* Listed entries
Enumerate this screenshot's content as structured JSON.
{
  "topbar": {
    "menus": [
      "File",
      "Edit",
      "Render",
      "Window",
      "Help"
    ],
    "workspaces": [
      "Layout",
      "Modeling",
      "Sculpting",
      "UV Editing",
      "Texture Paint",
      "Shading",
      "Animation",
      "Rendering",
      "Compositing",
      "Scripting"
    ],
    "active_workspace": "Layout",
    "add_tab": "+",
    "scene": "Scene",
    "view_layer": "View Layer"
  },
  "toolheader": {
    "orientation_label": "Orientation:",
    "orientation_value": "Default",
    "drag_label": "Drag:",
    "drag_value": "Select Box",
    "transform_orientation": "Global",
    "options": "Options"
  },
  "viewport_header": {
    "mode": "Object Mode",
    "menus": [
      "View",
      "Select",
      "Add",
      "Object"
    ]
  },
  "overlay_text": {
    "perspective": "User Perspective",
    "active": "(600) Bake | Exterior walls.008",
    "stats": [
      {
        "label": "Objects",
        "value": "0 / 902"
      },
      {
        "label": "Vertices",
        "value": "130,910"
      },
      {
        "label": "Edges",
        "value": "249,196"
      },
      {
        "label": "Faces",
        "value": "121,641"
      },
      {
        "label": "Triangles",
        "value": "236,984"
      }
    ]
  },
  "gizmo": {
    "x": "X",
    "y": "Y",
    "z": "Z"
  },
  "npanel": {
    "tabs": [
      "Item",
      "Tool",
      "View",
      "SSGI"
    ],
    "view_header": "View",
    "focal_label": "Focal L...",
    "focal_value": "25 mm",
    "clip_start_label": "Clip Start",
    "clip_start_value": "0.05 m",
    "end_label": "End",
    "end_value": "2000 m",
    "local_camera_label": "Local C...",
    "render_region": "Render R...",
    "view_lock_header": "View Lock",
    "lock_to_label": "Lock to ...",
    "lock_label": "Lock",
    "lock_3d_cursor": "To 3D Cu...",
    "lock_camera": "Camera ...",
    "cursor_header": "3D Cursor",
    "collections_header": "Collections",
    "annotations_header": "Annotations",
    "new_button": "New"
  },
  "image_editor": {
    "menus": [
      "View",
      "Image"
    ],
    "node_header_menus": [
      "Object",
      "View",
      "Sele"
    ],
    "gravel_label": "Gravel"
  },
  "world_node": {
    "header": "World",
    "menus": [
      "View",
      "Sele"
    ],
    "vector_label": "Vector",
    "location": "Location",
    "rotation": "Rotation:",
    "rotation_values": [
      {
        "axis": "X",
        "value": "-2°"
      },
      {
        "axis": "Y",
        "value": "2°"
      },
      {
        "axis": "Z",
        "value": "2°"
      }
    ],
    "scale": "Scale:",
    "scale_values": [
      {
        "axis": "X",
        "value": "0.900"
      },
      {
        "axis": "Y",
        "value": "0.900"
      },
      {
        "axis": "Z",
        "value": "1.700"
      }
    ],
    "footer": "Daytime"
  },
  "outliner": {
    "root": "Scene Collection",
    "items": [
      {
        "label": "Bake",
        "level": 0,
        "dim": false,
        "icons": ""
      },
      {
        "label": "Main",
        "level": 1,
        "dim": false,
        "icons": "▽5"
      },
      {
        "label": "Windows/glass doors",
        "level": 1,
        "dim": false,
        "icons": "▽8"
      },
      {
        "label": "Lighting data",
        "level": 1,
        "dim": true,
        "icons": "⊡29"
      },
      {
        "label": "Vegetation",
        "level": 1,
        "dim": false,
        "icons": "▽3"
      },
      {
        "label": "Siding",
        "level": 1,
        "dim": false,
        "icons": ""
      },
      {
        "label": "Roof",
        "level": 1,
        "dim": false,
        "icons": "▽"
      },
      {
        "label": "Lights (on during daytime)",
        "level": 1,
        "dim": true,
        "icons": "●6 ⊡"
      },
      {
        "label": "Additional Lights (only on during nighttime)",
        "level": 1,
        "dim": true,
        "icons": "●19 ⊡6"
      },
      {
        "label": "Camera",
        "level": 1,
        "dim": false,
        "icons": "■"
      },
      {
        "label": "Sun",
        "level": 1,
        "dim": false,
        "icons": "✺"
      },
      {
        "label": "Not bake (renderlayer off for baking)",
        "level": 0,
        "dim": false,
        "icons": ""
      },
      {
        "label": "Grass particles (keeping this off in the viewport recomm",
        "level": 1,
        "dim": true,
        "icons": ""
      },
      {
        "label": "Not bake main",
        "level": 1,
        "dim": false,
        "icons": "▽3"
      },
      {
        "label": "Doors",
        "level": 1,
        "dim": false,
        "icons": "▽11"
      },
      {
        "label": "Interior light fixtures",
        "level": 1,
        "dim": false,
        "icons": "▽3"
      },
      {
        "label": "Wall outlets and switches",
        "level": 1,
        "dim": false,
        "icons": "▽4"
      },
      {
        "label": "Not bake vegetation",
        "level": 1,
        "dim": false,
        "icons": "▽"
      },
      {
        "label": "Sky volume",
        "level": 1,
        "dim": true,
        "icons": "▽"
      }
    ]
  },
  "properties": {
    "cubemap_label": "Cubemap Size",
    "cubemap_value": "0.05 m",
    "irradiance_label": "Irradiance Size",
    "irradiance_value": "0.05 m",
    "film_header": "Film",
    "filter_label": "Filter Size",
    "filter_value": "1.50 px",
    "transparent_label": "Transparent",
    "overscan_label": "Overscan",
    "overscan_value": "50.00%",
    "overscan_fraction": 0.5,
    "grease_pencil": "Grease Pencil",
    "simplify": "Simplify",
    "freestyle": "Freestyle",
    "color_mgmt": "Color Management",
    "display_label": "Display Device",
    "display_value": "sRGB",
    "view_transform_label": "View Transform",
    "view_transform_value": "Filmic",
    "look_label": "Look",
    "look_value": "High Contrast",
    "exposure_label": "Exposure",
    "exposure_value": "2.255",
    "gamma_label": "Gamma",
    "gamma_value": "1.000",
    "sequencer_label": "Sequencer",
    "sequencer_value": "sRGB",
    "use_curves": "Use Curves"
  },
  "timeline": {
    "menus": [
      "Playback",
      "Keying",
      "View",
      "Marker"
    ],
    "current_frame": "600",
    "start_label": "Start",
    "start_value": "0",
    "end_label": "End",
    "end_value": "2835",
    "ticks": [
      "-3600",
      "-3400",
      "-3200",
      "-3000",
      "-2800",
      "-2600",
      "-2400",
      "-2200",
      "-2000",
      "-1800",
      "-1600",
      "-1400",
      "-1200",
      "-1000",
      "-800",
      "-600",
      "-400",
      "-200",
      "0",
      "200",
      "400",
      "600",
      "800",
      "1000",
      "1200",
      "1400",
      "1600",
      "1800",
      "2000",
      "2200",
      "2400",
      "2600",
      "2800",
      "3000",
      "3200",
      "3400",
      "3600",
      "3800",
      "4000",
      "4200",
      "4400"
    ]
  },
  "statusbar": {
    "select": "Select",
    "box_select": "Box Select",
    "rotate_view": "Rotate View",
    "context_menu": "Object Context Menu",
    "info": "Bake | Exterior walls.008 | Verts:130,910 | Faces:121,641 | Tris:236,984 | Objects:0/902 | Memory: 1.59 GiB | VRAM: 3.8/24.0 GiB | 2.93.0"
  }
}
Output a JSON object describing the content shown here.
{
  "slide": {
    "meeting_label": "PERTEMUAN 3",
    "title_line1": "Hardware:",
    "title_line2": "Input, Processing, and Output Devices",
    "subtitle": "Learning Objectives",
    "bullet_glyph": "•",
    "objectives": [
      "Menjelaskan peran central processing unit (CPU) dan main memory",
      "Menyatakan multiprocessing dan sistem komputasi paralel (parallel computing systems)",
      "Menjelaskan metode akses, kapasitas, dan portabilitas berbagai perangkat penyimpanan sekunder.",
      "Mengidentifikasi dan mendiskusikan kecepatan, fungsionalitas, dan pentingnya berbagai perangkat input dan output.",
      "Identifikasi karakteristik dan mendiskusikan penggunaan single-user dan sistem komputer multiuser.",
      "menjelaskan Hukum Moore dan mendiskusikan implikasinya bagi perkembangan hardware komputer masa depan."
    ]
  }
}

* Written request
Using the listing above, pull out all lines that hold the word "berbagai".

* Exercise solution
      "Menjelaskan metode akses, kapasitas, dan portabilitas berbagai perangkat penyimpanan sekunder.",
      "Mengidentifikasi dan mendiskusikan kecepatan, fungsionalitas, dan pentingnya berbagai perangkat input dan output.",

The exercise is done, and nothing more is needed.